SHORT EXERCISE
Wherever the string "subtitle" appears, copy the whole line.

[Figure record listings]
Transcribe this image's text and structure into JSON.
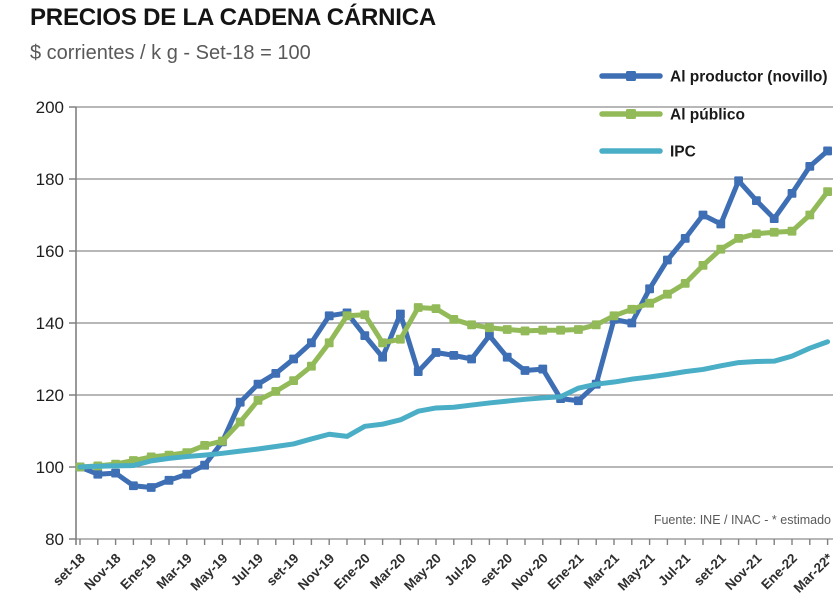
{
  "header": {
    "title": "PRECIOS DE LA CADENA CÁRNICA",
    "subtitle": "$ corrientes / k g - Set-18 = 100"
  },
  "chart_data": {
    "type": "line",
    "title": "PRECIOS DE LA CADENA CÁRNICA",
    "subtitle": "$ corrientes / k g - Set-18 = 100",
    "source_note": "Fuente: INE / INAC - * estimado",
    "ylim": [
      80,
      200
    ],
    "ytick_step": 20,
    "grid": true,
    "legend_position": "top-right",
    "x_tick_labels": [
      "set-18",
      "Nov-18",
      "Ene-19",
      "Mar-19",
      "May-19",
      "Jul-19",
      "set-19",
      "Nov-19",
      "Ene-20",
      "Mar-20",
      "May-20",
      "Jul-20",
      "set-20",
      "Nov-20",
      "Ene-21",
      "Mar-21",
      "May-21",
      "Jul-21",
      "set-21",
      "Nov-21",
      "Ene-22",
      "Mar-22*"
    ],
    "months": [
      "set-18",
      "oct-18",
      "nov-18",
      "dic-18",
      "ene-19",
      "feb-19",
      "mar-19",
      "abr-19",
      "may-19",
      "jun-19",
      "jul-19",
      "ago-19",
      "set-19",
      "oct-19",
      "nov-19",
      "dic-19",
      "ene-20",
      "feb-20",
      "mar-20",
      "abr-20",
      "may-20",
      "jun-20",
      "jul-20",
      "ago-20",
      "set-20",
      "oct-20",
      "nov-20",
      "dic-20",
      "ene-21",
      "feb-21",
      "mar-21",
      "abr-21",
      "may-21",
      "jun-21",
      "jul-21",
      "ago-21",
      "set-21",
      "oct-21",
      "nov-21",
      "dic-21",
      "ene-22",
      "feb-22",
      "mar-22*"
    ],
    "series": [
      {
        "name": "Al productor (novillo)",
        "color": "#3e6fb4",
        "marker": "square",
        "values": [
          100,
          98,
          98.3,
          94.8,
          94.3,
          96.3,
          98,
          100.5,
          107,
          118,
          123,
          126,
          130,
          134.5,
          142,
          142.8,
          136.5,
          130.5,
          142.5,
          126.5,
          131.8,
          131,
          130,
          136.5,
          130.5,
          126.8,
          127.2,
          119,
          118.4,
          123,
          141,
          140,
          149.5,
          157.5,
          163.5,
          170,
          167.5,
          179.5,
          174,
          169,
          176,
          183.5,
          187.8
        ]
      },
      {
        "name": "Al público",
        "color": "#93ba59",
        "marker": "square",
        "values": [
          100,
          100.3,
          100.8,
          101.8,
          102.8,
          103.3,
          104,
          106,
          107.2,
          112.5,
          118.5,
          121,
          124,
          128,
          134.5,
          142,
          142.3,
          134.5,
          135.5,
          144.3,
          144,
          141,
          139.5,
          138.7,
          138.2,
          137.8,
          138,
          138,
          138.2,
          139.5,
          142,
          143.8,
          145.5,
          148,
          151,
          156,
          160.5,
          163.5,
          164.8,
          165.2,
          165.5,
          170,
          176.5
        ]
      },
      {
        "name": "IPC",
        "color": "#4aaec6",
        "marker": "none",
        "values": [
          100,
          100.2,
          100.3,
          100.4,
          101.7,
          102.4,
          102.9,
          103.3,
          103.8,
          104.4,
          105,
          105.7,
          106.4,
          107.8,
          109.1,
          108.5,
          111.3,
          111.9,
          113.1,
          115.5,
          116.4,
          116.6,
          117.2,
          117.8,
          118.3,
          118.8,
          119.2,
          119.5,
          121.9,
          123,
          123.6,
          124.4,
          125,
          125.7,
          126.5,
          127.1,
          128.1,
          129,
          129.3,
          129.4,
          130.8,
          133,
          134.8
        ]
      }
    ]
  }
}
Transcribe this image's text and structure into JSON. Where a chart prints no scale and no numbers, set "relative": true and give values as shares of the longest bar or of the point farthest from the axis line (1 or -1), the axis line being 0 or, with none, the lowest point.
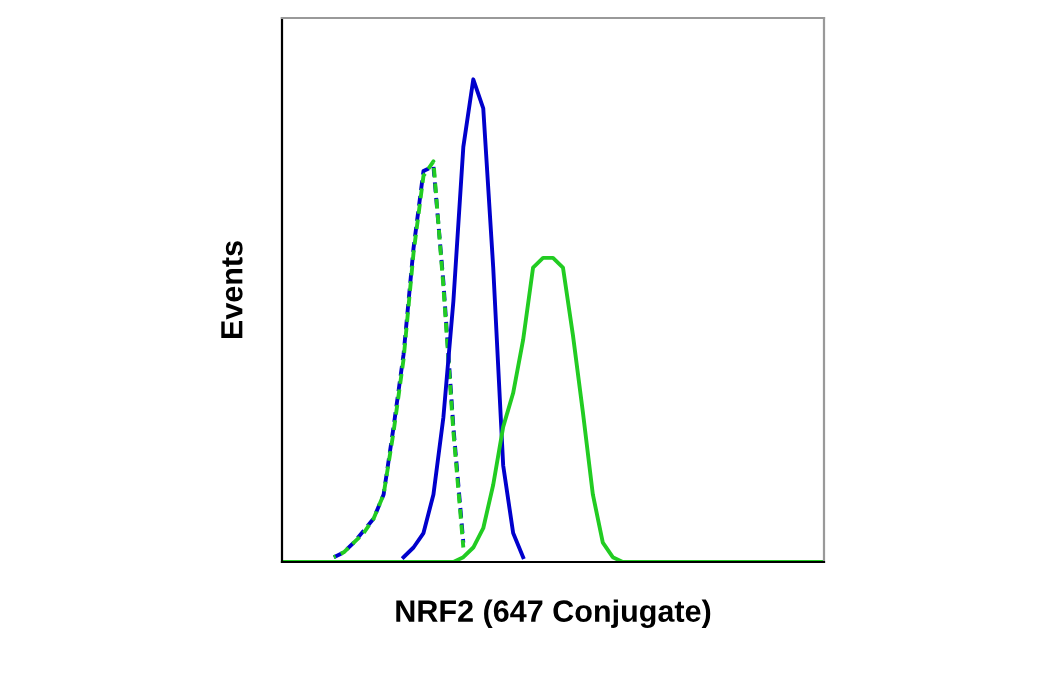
{
  "chart_data": {
    "type": "line",
    "relative": true,
    "xlabel": "NRF2 (647 Conjugate)",
    "ylabel": "Events",
    "grid": false,
    "legend": false,
    "categories": [
      null,
      null,
      null,
      null,
      null,
      null,
      null,
      null,
      null,
      null,
      null,
      null,
      null,
      null,
      null,
      null,
      null,
      null,
      null,
      null,
      null,
      null,
      null,
      null,
      null,
      null,
      null,
      null,
      null,
      null,
      null,
      null,
      null,
      null,
      null,
      null,
      null,
      null,
      null,
      null,
      null,
      null,
      null,
      null,
      null,
      null,
      null,
      null,
      null,
      null,
      null,
      null,
      null,
      null,
      null
    ],
    "series": [
      {
        "color": "#0000cc",
        "line_style": "dashed",
        "values": [
          null,
          null,
          null,
          null,
          null,
          0.01,
          0.02,
          0.04,
          0.065,
          0.09,
          0.14,
          0.28,
          0.43,
          0.65,
          0.81,
          0.82,
          0.58,
          0.28,
          0.04,
          null,
          null,
          null,
          null,
          null,
          null,
          null,
          null,
          null,
          null,
          null,
          null,
          null,
          null,
          null,
          null,
          null,
          null,
          null,
          null,
          null,
          null,
          null,
          null,
          null,
          null,
          null,
          null,
          null,
          null,
          null,
          null,
          null,
          null,
          null,
          null
        ]
      },
      {
        "color": "#22cc22",
        "line_style": "dashed",
        "values": [
          null,
          null,
          null,
          null,
          null,
          0.01,
          0.02,
          0.04,
          0.06,
          0.09,
          0.14,
          0.27,
          0.42,
          0.64,
          0.8,
          0.83,
          0.57,
          0.27,
          0.03,
          null,
          null,
          null,
          null,
          null,
          null,
          null,
          null,
          null,
          null,
          null,
          null,
          null,
          null,
          null,
          null,
          null,
          null,
          null,
          null,
          null,
          null,
          null,
          null,
          null,
          null,
          null,
          null,
          null,
          null,
          null,
          null,
          null,
          null,
          null,
          null
        ]
      },
      {
        "color": "#0000cc",
        "line_style": "solid",
        "values": [
          null,
          null,
          null,
          null,
          null,
          null,
          null,
          null,
          null,
          null,
          null,
          null,
          0.01,
          0.03,
          0.06,
          0.14,
          0.3,
          0.54,
          0.86,
          1,
          0.94,
          0.61,
          0.2,
          0.06,
          0.01,
          null,
          null,
          null,
          null,
          null,
          null,
          null,
          null,
          null,
          null,
          null,
          null,
          null,
          null,
          null,
          null,
          null,
          null,
          null,
          null,
          null,
          null,
          null,
          null,
          null,
          null,
          null,
          null,
          null,
          null
        ]
      },
      {
        "color": "#22cc22",
        "line_style": "solid",
        "values": [
          0,
          0,
          0,
          0,
          0,
          0,
          0,
          0,
          0,
          0,
          0,
          0,
          0,
          0,
          0,
          0,
          0,
          0,
          0.01,
          0.03,
          0.07,
          0.16,
          0.28,
          0.35,
          0.46,
          0.61,
          0.63,
          0.63,
          0.61,
          0.47,
          0.31,
          0.14,
          0.04,
          0.01,
          0,
          0,
          0,
          0,
          0,
          0,
          0,
          0,
          0,
          0,
          0,
          0,
          0,
          0,
          0,
          0,
          0,
          0,
          0,
          0,
          0
        ]
      }
    ]
  }
}
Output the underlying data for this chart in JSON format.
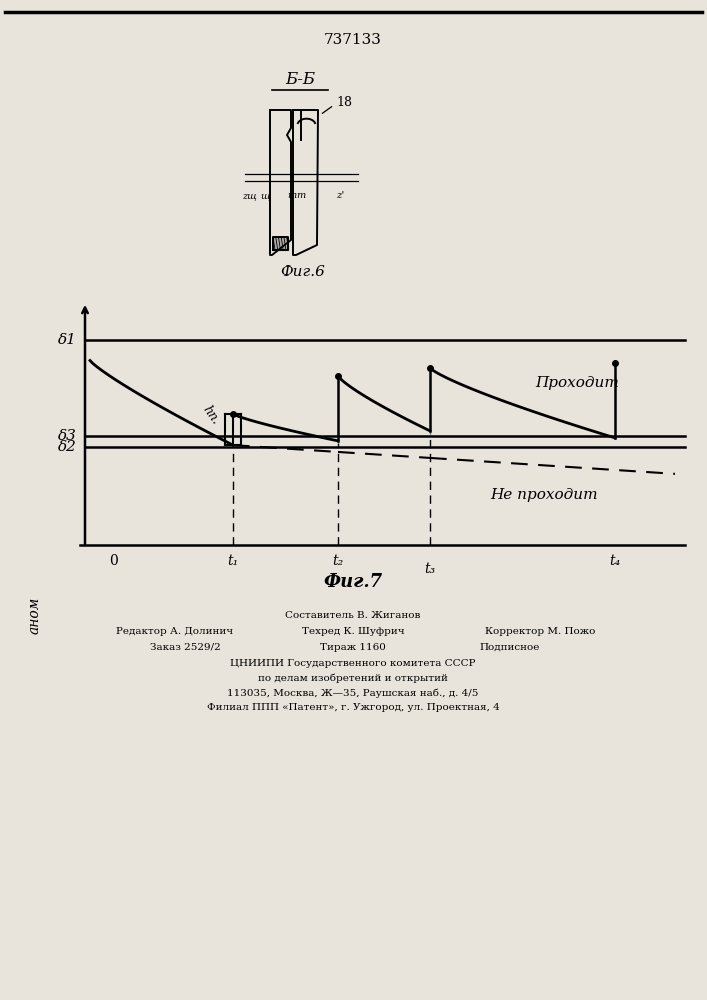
{
  "patent_number": "737133",
  "fig6_label": "Б-Б",
  "fig6_caption": "Фиг.6",
  "fig7_caption": "Фиг.7",
  "label_18": "18",
  "label_delta1": "δ1",
  "label_delta3": "δ3",
  "label_delta2": "δ2",
  "label_hp": "hп.",
  "label_0": "0",
  "label_t1": "t₁",
  "label_t2": "t₂",
  "label_t3": "t₃",
  "label_t4": "t₄",
  "label_anom": "аном",
  "label_proxodit": "Проходит",
  "label_ne_proxodit": "Не проходит",
  "label_zw": "zщ",
  "label_w": "щ",
  "label_m1": "m",
  "label_m2": "m",
  "label_zprime": "z'",
  "footer_editor": "Редактор А. Долинич",
  "footer_tech": "Техред К. Шуфрич",
  "footer_corr": "Корректор М. Пожо",
  "footer_order": "Заказ 2529/2",
  "footer_tirazh": "Тираж 1160",
  "footer_podp": "Подписное",
  "footer_comp": "Составитель В. Жиганов",
  "footer_cniip1": "ЦНИИПИ Государственного комитета СССР",
  "footer_cniip2": "по делам изобретений и открытий",
  "footer_addr1": "113035, Москва, Ж—35, Раушская наб., д. 4/5",
  "footer_addr2": "Филиал ППП «Патент», г. Ужгород, ул. Проектная, 4",
  "bg_color": "#e8e4dc"
}
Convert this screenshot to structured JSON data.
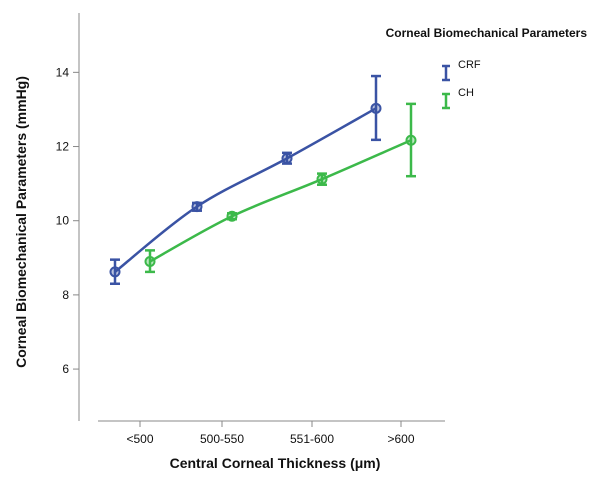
{
  "chart_data": {
    "type": "line",
    "title": "",
    "xlabel": "Central Corneal Thickness (μm)",
    "ylabel": "Corneal Biomechanical Parameters  (mmHg)",
    "categories": [
      "<500",
      "500-550",
      "551-600",
      ">600"
    ],
    "ylim": [
      4.6,
      15.6
    ],
    "yticks": [
      6,
      8,
      10,
      12,
      14
    ],
    "grid": false,
    "legend": {
      "title": "Corneal Biomechanical Parameters",
      "position": "top-right"
    },
    "series": [
      {
        "name": "CRF",
        "color": "#3a53a4",
        "values": [
          8.62,
          10.38,
          11.68,
          13.03
        ],
        "error_low": [
          8.3,
          10.27,
          11.54,
          12.18
        ],
        "error_high": [
          8.95,
          10.48,
          11.83,
          13.9
        ]
      },
      {
        "name": "CH",
        "color": "#3cb94a",
        "values": [
          8.9,
          10.12,
          11.12,
          12.17
        ],
        "error_low": [
          8.62,
          10.04,
          10.97,
          11.2
        ],
        "error_high": [
          9.2,
          10.2,
          11.27,
          13.15
        ]
      }
    ]
  }
}
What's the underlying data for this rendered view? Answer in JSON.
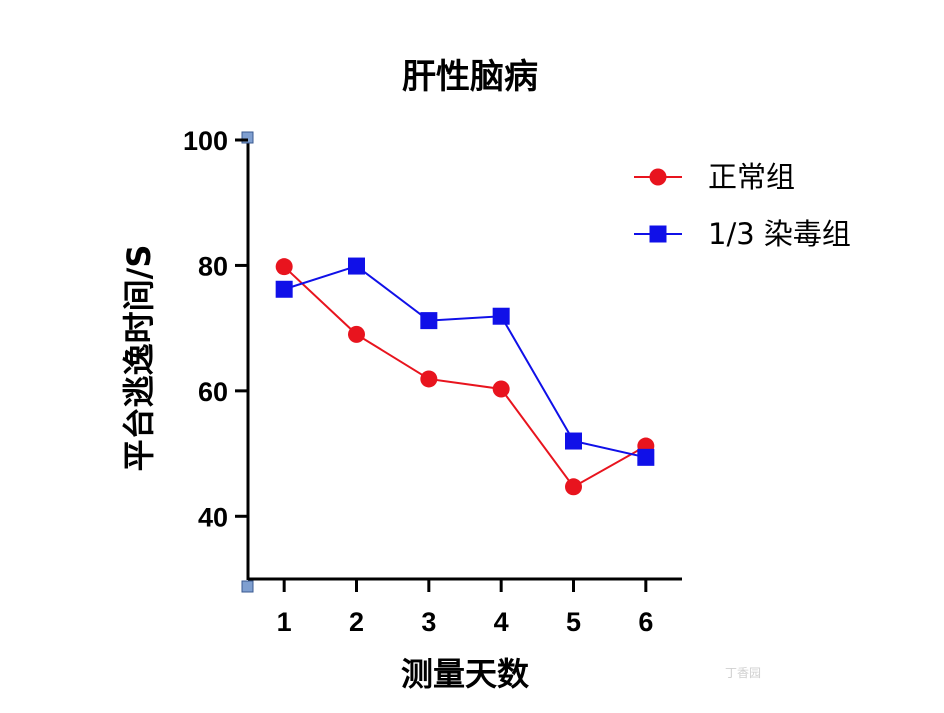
{
  "chart_data": {
    "type": "line",
    "title": "肝性脑病",
    "xlabel": "测量天数",
    "ylabel": "平台逃逸时间/S",
    "x": [
      1,
      2,
      3,
      4,
      5,
      6
    ],
    "x_ticks": [
      "1",
      "2",
      "3",
      "4",
      "5",
      "6"
    ],
    "xlim": [
      0.5,
      6.5
    ],
    "ylim": [
      30,
      100
    ],
    "y_ticks": [
      "40",
      "60",
      "80",
      "100"
    ],
    "grid": false,
    "legend_position": "top-right",
    "series": [
      {
        "name": "正常组",
        "color": "#e8141e",
        "marker": "circle",
        "values": [
          79.8,
          69.0,
          61.9,
          60.3,
          44.7,
          51.2
        ]
      },
      {
        "name": "1/3 染毒组",
        "color": "#1010e8",
        "marker": "square",
        "values": [
          76.2,
          79.9,
          71.2,
          71.9,
          52.0,
          49.4
        ]
      }
    ]
  },
  "watermark": {
    "text": "丁香园"
  }
}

SOLUTION FOR THIS EXERCISE
    "subtitle": "$ corrientes / k g - Set-18 = 100"
    "subtitle": "$ corrientes / k g - Set-18 = 100",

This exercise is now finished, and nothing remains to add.